Supplied records:
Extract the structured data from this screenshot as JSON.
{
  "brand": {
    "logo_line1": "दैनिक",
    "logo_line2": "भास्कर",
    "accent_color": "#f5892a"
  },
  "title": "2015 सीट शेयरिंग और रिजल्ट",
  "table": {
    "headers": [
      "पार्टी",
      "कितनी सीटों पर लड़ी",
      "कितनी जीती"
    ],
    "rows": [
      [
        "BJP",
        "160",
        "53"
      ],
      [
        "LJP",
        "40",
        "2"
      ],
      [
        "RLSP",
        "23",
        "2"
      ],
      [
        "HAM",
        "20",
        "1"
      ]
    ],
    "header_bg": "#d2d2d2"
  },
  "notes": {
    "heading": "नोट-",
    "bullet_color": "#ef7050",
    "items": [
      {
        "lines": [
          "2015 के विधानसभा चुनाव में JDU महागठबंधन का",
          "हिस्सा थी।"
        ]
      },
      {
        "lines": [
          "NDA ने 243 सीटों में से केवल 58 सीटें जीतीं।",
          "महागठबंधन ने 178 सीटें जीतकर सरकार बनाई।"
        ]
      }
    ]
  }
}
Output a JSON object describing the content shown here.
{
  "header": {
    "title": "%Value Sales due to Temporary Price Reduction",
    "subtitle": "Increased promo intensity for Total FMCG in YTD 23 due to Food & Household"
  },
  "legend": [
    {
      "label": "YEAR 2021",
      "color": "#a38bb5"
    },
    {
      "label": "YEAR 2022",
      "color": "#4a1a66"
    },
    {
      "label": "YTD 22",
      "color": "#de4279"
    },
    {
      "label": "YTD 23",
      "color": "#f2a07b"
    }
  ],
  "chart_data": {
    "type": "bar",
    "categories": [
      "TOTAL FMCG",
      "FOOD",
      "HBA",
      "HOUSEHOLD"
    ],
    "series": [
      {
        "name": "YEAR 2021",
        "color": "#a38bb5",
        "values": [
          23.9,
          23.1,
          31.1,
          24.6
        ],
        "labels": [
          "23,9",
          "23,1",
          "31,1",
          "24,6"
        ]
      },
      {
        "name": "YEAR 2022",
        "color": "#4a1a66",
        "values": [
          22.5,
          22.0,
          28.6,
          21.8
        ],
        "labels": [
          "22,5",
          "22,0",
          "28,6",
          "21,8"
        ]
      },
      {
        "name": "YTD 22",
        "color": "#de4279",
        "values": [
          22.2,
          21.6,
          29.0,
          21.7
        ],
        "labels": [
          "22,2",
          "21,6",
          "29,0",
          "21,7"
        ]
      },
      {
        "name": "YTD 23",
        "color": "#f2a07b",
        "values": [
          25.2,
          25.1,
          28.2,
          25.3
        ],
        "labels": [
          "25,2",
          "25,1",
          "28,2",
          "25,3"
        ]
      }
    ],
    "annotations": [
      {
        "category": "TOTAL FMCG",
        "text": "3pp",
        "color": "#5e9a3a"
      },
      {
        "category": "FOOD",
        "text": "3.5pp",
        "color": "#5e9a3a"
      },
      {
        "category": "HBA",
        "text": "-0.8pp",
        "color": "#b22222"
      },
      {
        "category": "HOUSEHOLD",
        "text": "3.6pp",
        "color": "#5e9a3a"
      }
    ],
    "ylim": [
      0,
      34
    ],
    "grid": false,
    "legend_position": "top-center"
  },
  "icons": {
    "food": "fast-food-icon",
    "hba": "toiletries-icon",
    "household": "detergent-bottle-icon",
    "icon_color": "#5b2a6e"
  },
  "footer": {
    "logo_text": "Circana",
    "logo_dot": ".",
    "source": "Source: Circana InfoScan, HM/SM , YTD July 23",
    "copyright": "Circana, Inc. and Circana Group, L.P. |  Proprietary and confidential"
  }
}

Task statement:
Output the entries exactly.

Complete output:
Extract the structured data from this screenshot as JSON.
{
  "brand": {
    "logo_line1": "दैनिक",
    "logo_line2": "भास्कर",
    "accent_color": "#f5892a"
  },
  "title": "2015 सीट शेयरिंग और रिजल्ट",
  "table": {
    "headers": [
      "पार्टी",
      "कितनी सीटों पर लड़ी",
      "कितनी जीती"
    ],
    "rows": [
      [
        "BJP",
        "160",
        "53"
      ],
      [
        "LJP",
        "40",
        "2"
      ],
      [
        "RLSP",
        "23",
        "2"
      ],
      [
        "HAM",
        "20",
        "1"
      ]
    ],
    "header_bg": "#d2d2d2"
  },
  "notes": {
    "heading": "नोट-",
    "bullet_color": "#ef7050",
    "items": [
      {
        "lines": [
          "2015 के विधानसभा चुनाव में JDU महागठबंधन का",
          "हिस्सा थी।"
        ]
      },
      {
        "lines": [
          "NDA ने 243 सीटों में से केवल 58 सीटें जीतीं।",
          "महागठबंधन ने 178 सीटें जीतकर सरकार बनाई।"
        ]
      }
    ]
  }
}
Output a JSON object describing the content shown here.
{
  "header": {
    "title": "%Value Sales due to Temporary Price Reduction",
    "subtitle": "Increased promo intensity for Total FMCG in YTD 23 due to Food & Household"
  },
  "legend": [
    {
      "label": "YEAR 2021",
      "color": "#a38bb5"
    },
    {
      "label": "YEAR 2022",
      "color": "#4a1a66"
    },
    {
      "label": "YTD 22",
      "color": "#de4279"
    },
    {
      "label": "YTD 23",
      "color": "#f2a07b"
    }
  ],
  "chart_data": {
    "type": "bar",
    "categories": [
      "TOTAL FMCG",
      "FOOD",
      "HBA",
      "HOUSEHOLD"
    ],
    "series": [
      {
        "name": "YEAR 2021",
        "color": "#a38bb5",
        "values": [
          23.9,
          23.1,
          31.1,
          24.6
        ],
        "labels": [
          "23,9",
          "23,1",
          "31,1",
          "24,6"
        ]
      },
      {
        "name": "YEAR 2022",
        "color": "#4a1a66",
        "values": [
          22.5,
          22.0,
          28.6,
          21.8
        ],
        "labels": [
          "22,5",
          "22,0",
          "28,6",
          "21,8"
        ]
      },
      {
        "name": "YTD 22",
        "color": "#de4279",
        "values": [
          22.2,
          21.6,
          29.0,
          21.7
        ],
        "labels": [
          "22,2",
          "21,6",
          "29,0",
          "21,7"
        ]
      },
      {
        "name": "YTD 23",
        "color": "#f2a07b",
        "values": [
          25.2,
          25.1,
          28.2,
          25.3
        ],
        "labels": [
          "25,2",
          "25,1",
          "28,2",
          "25,3"
        ]
      }
    ],
    "annotations": [
      {
        "category": "TOTAL FMCG",
        "text": "3pp",
        "color": "#5e9a3a"
      },
      {
        "category": "FOOD",
        "text": "3.5pp",
        "color": "#5e9a3a"
      },
      {
        "category": "HBA",
        "text": "-0.8pp",
        "color": "#b22222"
      },
      {
        "category": "HOUSEHOLD",
        "text": "3.6pp",
        "color": "#5e9a3a"
      }
    ],
    "ylim": [
      0,
      34
    ],
    "grid": false,
    "legend_position": "top-center"
  },
  "icons": {
    "food": "fast-food-icon",
    "hba": "toiletries-icon",
    "household": "detergent-bottle-icon",
    "icon_color": "#5b2a6e"
  },
  "footer": {
    "logo_text": "Circana",
    "logo_dot": ".",
    "source": "Source: Circana InfoScan, HM/SM , YTD July 23",
    "copyright": "Circana, Inc. and Circana Group, L.P. |  Proprietary and confidential"
  }
}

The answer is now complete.